Task directions> Pull out every line below that holds the word "para".

Collected data:
-.-.-

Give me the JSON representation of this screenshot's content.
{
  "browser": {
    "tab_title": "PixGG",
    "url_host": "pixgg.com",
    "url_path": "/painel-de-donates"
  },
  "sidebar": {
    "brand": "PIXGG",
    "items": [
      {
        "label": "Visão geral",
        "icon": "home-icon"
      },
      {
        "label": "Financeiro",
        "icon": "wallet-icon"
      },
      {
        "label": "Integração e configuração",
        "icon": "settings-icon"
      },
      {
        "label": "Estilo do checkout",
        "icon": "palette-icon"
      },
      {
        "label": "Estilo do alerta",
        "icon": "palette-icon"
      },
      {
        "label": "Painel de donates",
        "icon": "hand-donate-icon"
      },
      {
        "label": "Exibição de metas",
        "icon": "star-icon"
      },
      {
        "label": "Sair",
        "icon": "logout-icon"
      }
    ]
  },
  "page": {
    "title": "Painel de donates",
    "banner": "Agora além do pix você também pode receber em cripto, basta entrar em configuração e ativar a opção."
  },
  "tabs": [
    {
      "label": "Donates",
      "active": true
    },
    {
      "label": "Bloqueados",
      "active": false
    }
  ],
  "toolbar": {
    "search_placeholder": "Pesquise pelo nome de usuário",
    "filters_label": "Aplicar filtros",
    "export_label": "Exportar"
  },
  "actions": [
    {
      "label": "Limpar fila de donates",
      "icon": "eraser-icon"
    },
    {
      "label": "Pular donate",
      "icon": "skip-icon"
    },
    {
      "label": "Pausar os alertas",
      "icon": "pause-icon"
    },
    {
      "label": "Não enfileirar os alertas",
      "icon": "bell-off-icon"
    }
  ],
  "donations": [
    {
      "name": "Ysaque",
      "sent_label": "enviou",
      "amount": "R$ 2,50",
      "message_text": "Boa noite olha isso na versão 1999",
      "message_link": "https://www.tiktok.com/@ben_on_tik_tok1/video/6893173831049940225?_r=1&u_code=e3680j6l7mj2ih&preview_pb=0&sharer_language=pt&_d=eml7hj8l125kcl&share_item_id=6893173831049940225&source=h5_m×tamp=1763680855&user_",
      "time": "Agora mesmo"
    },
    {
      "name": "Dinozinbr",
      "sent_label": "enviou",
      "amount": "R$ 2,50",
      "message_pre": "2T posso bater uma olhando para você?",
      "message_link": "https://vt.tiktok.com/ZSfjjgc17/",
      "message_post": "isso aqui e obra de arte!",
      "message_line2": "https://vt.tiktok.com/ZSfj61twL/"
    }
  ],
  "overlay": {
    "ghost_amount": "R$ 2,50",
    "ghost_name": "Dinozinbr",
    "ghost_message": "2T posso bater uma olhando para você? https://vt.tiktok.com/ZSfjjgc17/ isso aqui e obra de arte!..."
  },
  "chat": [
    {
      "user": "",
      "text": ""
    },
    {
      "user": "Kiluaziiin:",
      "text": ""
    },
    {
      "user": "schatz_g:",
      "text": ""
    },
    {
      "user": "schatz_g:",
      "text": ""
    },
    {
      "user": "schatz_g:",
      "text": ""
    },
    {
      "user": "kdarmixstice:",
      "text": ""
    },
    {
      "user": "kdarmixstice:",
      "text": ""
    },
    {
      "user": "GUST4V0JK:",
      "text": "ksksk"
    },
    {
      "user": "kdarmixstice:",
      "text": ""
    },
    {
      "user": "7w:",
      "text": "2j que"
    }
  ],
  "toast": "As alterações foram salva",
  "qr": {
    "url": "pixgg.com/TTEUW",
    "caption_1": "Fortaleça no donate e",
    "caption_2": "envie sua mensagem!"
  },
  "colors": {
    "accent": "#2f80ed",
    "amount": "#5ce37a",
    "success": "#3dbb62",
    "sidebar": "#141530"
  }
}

-.-.-

Solution to the exercise>
      "message_pre": "2T posso bater uma olhando para você?",
    "ghost_message": "2T posso bater uma olhando para você? https://vt.tiktok.com/ZSfjjgc17/ isso aqui e obra de arte!..."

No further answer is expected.